• [Objective] Review the material and extract every line in which the word "Tipo" occurs.

(begin)

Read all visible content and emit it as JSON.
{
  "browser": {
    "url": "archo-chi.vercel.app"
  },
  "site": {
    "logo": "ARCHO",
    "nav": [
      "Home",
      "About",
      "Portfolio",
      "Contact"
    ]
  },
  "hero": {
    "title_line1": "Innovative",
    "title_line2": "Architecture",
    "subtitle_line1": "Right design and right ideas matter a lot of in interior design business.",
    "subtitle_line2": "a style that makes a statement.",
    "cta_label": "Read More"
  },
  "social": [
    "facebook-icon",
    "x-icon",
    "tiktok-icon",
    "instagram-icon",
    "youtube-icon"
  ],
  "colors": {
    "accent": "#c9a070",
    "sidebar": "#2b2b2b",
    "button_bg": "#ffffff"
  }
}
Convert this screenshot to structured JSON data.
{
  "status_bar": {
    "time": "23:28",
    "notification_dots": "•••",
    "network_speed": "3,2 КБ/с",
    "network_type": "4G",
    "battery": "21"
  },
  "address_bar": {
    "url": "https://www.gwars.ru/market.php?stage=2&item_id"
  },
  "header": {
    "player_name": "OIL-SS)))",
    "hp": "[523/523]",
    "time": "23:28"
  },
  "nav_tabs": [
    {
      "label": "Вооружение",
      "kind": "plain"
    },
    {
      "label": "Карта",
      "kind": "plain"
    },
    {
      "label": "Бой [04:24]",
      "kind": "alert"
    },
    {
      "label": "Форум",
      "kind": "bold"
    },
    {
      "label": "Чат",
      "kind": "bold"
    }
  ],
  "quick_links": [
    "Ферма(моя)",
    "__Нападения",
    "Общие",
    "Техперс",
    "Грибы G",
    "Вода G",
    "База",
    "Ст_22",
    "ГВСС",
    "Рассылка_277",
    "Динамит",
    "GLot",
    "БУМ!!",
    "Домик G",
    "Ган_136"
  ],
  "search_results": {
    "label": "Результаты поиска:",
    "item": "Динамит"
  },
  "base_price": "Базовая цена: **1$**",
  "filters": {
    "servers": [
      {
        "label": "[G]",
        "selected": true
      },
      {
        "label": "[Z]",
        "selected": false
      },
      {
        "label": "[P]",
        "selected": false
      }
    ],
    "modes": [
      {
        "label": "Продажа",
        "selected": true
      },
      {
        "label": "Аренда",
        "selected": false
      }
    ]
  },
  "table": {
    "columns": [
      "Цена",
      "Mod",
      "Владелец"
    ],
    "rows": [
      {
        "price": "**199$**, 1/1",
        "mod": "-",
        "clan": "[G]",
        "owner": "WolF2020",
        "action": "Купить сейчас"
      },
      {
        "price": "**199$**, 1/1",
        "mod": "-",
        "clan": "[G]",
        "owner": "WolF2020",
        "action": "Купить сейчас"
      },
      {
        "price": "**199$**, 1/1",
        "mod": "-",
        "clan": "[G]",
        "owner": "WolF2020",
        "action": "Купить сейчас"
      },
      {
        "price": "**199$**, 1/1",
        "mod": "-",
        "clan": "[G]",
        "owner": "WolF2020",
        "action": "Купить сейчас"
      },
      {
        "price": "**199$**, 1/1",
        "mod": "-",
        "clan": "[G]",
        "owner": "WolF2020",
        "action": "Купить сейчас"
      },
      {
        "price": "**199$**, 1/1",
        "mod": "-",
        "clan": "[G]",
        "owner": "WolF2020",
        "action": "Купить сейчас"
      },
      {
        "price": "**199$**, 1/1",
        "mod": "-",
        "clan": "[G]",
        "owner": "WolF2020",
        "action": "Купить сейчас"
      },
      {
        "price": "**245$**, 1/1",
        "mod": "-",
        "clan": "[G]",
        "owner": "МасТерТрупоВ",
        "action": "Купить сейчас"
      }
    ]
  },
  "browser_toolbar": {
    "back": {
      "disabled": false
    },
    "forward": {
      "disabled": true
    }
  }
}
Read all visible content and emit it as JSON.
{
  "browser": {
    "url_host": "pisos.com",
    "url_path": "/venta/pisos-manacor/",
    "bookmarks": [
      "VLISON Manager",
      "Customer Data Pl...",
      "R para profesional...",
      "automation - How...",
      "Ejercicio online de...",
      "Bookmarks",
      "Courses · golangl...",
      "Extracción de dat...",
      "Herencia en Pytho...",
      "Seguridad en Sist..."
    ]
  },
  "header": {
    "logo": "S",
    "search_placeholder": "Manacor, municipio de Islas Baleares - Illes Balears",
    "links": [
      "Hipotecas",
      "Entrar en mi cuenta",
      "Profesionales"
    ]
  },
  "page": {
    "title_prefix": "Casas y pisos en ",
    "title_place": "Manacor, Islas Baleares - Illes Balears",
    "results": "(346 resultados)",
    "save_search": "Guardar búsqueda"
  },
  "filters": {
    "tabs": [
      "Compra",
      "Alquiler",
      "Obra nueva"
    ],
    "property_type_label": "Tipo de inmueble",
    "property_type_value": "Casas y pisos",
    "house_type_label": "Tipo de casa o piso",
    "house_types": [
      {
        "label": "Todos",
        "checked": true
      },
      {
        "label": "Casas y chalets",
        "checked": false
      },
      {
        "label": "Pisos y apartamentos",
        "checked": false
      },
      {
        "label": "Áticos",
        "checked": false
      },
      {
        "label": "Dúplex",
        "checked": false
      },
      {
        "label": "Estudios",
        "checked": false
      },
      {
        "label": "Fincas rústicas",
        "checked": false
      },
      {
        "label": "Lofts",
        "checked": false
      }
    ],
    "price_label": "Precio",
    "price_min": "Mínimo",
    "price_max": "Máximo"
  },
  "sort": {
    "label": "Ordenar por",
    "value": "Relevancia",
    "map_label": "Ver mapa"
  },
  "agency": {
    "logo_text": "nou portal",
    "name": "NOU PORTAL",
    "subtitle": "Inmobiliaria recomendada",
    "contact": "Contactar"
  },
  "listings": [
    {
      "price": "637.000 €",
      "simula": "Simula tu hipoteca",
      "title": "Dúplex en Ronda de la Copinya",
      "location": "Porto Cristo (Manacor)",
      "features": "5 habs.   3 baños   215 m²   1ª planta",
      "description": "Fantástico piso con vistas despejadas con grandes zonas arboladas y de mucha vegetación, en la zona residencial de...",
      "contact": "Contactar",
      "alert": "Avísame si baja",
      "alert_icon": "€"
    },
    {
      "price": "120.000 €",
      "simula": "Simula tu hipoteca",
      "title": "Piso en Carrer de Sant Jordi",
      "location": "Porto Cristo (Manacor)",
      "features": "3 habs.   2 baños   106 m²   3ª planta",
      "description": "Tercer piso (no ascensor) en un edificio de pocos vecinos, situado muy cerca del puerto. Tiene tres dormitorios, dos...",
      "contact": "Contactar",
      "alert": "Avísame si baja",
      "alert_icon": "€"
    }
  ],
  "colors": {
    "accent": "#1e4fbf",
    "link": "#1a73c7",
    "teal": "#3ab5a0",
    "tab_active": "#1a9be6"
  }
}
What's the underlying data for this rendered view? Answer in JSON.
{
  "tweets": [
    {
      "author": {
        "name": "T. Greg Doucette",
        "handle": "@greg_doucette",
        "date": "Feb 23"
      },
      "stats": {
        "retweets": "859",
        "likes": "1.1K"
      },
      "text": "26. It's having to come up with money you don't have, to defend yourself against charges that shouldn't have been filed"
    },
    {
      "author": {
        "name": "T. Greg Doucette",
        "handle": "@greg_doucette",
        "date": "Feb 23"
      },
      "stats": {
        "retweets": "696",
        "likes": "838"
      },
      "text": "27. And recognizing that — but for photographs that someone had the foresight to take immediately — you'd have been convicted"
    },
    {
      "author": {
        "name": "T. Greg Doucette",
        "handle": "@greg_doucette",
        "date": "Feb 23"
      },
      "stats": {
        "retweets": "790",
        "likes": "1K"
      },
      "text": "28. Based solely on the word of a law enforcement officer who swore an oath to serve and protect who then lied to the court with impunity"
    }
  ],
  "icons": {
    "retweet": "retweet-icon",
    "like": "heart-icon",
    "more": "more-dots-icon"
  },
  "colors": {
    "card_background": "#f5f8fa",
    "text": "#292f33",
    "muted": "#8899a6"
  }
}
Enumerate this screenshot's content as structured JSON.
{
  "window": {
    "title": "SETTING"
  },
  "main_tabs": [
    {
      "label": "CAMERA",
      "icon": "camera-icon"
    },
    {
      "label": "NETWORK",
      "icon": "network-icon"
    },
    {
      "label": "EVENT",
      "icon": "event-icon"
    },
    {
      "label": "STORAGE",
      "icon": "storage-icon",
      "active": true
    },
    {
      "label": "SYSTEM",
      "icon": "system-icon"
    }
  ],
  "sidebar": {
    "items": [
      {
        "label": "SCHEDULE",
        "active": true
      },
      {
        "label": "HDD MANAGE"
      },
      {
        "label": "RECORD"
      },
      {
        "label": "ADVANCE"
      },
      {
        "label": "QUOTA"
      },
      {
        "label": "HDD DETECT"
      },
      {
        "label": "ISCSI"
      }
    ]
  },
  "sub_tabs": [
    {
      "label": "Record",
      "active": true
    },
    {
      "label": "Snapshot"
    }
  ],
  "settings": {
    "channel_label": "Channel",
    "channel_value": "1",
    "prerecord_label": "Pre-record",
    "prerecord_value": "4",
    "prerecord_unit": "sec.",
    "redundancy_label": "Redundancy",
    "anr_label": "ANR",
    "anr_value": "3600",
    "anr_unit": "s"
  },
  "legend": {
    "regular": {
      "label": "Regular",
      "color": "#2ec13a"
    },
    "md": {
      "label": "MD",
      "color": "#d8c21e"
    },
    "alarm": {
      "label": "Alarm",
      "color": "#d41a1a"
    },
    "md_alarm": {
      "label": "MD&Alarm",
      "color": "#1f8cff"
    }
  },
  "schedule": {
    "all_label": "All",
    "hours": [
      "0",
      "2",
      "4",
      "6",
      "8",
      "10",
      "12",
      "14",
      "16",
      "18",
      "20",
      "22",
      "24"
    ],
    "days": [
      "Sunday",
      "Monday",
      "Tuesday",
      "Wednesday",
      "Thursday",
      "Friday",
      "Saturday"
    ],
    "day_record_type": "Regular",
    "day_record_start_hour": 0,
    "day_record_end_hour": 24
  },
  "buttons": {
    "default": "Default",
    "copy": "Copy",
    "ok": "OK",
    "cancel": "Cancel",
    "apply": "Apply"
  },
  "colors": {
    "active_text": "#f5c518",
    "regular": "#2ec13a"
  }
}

(end)

• [Reply]
    "property_type_label": "Tipo de inmueble",
    "house_type_label": "Tipo de casa o piso",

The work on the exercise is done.